[Aim] Every line that contains the word "Average" should be copied out.

= = =

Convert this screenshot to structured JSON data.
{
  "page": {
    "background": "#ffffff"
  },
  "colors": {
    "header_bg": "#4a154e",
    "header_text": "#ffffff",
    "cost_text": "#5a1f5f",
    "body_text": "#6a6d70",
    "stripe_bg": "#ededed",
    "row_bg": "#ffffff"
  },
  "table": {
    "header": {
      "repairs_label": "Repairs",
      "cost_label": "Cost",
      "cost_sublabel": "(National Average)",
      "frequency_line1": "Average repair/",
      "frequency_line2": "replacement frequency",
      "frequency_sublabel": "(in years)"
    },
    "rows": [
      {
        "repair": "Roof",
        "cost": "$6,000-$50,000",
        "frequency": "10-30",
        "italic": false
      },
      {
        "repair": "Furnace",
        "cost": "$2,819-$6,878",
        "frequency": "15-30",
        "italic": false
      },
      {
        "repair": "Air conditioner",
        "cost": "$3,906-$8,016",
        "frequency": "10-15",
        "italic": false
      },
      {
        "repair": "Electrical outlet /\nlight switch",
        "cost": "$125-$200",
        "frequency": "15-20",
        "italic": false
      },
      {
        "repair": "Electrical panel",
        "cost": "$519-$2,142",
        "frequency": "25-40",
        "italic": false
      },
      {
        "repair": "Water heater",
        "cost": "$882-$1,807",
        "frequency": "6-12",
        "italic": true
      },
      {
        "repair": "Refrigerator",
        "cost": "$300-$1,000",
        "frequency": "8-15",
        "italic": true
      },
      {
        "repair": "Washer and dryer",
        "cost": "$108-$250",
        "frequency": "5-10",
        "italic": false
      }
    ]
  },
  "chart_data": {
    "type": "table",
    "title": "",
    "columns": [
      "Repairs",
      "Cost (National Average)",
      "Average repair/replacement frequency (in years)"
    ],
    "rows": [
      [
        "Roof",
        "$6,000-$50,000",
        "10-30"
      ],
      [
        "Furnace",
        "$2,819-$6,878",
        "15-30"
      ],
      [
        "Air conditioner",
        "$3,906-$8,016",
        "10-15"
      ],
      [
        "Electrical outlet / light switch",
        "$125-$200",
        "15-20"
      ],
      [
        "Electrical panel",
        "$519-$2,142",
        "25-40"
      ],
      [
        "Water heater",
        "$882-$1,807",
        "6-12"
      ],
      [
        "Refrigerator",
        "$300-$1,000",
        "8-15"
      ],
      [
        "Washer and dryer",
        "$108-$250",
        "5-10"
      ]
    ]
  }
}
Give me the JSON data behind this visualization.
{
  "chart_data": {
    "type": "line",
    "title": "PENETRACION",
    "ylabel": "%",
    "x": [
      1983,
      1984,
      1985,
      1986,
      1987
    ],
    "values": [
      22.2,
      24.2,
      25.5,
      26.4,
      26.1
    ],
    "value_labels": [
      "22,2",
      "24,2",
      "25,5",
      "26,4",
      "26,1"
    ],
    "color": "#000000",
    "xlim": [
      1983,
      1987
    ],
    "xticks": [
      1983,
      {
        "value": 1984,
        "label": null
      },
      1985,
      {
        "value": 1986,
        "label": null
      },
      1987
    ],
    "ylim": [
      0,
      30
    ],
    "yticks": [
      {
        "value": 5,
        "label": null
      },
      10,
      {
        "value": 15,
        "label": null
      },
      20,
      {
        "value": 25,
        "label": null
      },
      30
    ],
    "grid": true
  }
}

= = =

[Output for this task]
      "cost_sublabel": "(National Average)",
      "frequency_line1": "Average repair/",
      "Cost (National Average)",
      "Average repair/replacement frequency (in years)"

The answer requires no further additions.